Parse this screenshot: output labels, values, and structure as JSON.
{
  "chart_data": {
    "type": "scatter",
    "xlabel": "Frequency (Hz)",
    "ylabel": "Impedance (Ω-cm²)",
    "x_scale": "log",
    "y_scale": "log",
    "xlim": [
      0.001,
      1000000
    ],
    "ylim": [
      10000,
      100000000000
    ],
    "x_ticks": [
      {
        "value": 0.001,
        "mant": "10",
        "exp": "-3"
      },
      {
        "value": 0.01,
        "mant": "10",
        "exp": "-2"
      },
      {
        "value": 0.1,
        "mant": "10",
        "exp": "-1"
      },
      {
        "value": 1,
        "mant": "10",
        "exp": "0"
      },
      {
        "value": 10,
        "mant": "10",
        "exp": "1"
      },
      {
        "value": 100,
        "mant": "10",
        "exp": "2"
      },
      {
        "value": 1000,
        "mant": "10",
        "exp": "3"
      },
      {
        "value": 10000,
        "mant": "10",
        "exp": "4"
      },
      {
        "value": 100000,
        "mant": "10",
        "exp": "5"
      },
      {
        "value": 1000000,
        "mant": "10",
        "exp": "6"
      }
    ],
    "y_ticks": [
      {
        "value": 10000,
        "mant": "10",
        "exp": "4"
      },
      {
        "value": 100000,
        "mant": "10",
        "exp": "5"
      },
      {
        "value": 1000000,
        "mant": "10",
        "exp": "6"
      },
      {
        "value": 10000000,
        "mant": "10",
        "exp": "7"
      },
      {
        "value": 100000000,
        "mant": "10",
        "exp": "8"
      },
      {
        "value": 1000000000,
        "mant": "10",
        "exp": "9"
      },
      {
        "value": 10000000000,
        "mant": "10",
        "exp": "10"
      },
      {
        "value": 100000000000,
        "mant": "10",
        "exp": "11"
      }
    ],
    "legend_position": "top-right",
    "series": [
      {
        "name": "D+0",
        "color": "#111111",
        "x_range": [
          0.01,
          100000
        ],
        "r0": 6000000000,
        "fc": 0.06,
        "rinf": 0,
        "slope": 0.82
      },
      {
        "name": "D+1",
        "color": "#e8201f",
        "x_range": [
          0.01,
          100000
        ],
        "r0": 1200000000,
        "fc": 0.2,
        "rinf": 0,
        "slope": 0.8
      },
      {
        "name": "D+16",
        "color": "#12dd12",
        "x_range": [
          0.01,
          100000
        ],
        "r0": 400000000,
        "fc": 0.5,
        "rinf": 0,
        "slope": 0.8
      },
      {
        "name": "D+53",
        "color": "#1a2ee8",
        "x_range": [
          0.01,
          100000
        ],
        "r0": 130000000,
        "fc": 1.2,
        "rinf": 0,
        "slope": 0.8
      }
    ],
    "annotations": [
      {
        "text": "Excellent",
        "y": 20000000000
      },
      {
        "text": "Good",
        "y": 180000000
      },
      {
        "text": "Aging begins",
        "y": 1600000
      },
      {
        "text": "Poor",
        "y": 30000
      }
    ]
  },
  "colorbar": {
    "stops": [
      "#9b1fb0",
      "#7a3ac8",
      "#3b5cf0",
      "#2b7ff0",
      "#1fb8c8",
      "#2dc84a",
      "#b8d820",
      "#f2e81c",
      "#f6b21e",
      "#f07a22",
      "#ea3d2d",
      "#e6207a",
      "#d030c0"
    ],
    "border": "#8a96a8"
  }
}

= = =

CHALLENGE => Wherever the string "text" appears in the entries above, list that line.

THE ANSWER =>
        "text": "Excellent",
        "text": "Good",
        "text": "Aging begins",
        "text": "Poor",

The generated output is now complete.